### Exercise description
Would you output the whole of the data exactly?

━━━━━━━━━━

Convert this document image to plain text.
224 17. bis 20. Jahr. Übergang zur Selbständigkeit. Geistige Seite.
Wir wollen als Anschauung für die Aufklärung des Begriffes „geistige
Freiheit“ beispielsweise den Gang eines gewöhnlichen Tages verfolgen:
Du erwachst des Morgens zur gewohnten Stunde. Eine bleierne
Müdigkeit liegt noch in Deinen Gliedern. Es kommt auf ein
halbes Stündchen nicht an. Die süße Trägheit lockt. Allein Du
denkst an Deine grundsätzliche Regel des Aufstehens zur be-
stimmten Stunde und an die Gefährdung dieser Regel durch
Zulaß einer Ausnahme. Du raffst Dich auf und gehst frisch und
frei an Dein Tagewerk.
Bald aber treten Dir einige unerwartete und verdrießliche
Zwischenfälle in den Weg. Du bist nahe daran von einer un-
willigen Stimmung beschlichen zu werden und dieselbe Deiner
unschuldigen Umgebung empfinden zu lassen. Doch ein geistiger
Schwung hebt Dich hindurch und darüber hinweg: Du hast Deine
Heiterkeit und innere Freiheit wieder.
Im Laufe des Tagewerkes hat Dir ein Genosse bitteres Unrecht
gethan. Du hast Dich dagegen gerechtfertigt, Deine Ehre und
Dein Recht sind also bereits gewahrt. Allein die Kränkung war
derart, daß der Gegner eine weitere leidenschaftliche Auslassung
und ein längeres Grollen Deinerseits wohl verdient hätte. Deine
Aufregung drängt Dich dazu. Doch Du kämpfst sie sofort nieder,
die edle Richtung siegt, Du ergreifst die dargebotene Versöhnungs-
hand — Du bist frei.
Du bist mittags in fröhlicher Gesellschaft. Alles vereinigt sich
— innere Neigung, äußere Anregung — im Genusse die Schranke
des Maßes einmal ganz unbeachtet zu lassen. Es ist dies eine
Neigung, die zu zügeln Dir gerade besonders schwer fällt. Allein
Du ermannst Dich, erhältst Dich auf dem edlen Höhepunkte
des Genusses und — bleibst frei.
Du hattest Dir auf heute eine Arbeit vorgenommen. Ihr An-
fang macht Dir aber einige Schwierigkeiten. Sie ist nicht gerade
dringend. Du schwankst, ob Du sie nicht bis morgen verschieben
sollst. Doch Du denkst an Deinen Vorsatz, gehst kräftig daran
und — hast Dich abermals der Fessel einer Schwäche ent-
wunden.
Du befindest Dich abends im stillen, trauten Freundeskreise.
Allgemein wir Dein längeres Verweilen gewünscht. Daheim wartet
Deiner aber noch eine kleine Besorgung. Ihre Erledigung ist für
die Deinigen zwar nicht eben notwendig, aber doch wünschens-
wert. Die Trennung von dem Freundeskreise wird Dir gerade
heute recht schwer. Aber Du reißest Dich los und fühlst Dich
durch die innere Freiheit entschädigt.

━━━━━━━━━━

### Reply
Convert this document image to plain text.
224 17. bis 20. Jahr. Übergang zur Selbständigkeit. Geistige Seite.
Wir wollen als Anschauung für die Aufklärung des Begriffes „geistige
Freiheit“ beispielsweise den Gang eines gewöhnlichen Tages verfolgen:
Du erwachst des Morgens zur gewohnten Stunde. Eine bleierne
Müdigkeit liegt noch in Deinen Gliedern. Es kommt auf ein
halbes Stündchen nicht an. Die süße Trägheit lockt. Allein Du
denkst an Deine grundsätzliche Regel des Aufstehens zur be-
stimmten Stunde und an die Gefährdung dieser Regel durch
Zulaß einer Ausnahme. Du raffst Dich auf und gehst frisch und
frei an Dein Tagewerk.
Bald aber treten Dir einige unerwartete und verdrießliche
Zwischenfälle in den Weg. Du bist nahe daran von einer un-
willigen Stimmung beschlichen zu werden und dieselbe Deiner
unschuldigen Umgebung empfinden zu lassen. Doch ein geistiger
Schwung hebt Dich hindurch und darüber hinweg: Du hast Deine
Heiterkeit und innere Freiheit wieder.
Im Laufe des Tagewerkes hat Dir ein Genosse bitteres Unrecht
gethan. Du hast Dich dagegen gerechtfertigt, Deine Ehre und
Dein Recht sind also bereits gewahrt. Allein die Kränkung war
derart, daß der Gegner eine weitere leidenschaftliche Auslassung
und ein längeres Grollen Deinerseits wohl verdient hätte. Deine
Aufregung drängt Dich dazu. Doch Du kämpfst sie sofort nieder,
die edle Richtung siegt, Du ergreifst die dargebotene Versöhnungs-
hand — Du bist frei.
Du bist mittags in fröhlicher Gesellschaft. Alles vereinigt sich
— innere Neigung, äußere Anregung — im Genusse die Schranke
des Maßes einmal ganz unbeachtet zu lassen. Es ist dies eine
Neigung, die zu zügeln Dir gerade besonders schwer fällt. Allein
Du ermannst Dich, erhältst Dich auf dem edlen Höhepunkte
des Genusses und — bleibst frei.
Du hattest Dir auf heute eine Arbeit vorgenommen. Ihr An-
fang macht Dir aber einige Schwierigkeiten. Sie ist nicht gerade
dringend. Du schwankst, ob Du sie nicht bis morgen verschieben
sollst. Doch Du denkst an Deinen Vorsatz, gehst kräftig daran
und — hast Dich abermals der Fessel einer Schwäche ent-
wunden.
Du befindest Dich abends im stillen, trauten Freundeskreise.
Allgemein wir Dein längeres Verweilen gewünscht. Daheim wartet
Deiner aber noch eine kleine Besorgung. Ihre Erledigung ist für
die Deinigen zwar nicht eben notwendig, aber doch wünschens-
wert. Die Trennung von dem Freundeskreise wird Dir gerade
heute recht schwer. Aber Du reißest Dich los und fühlst Dich
durch die innere Freiheit entschädigt.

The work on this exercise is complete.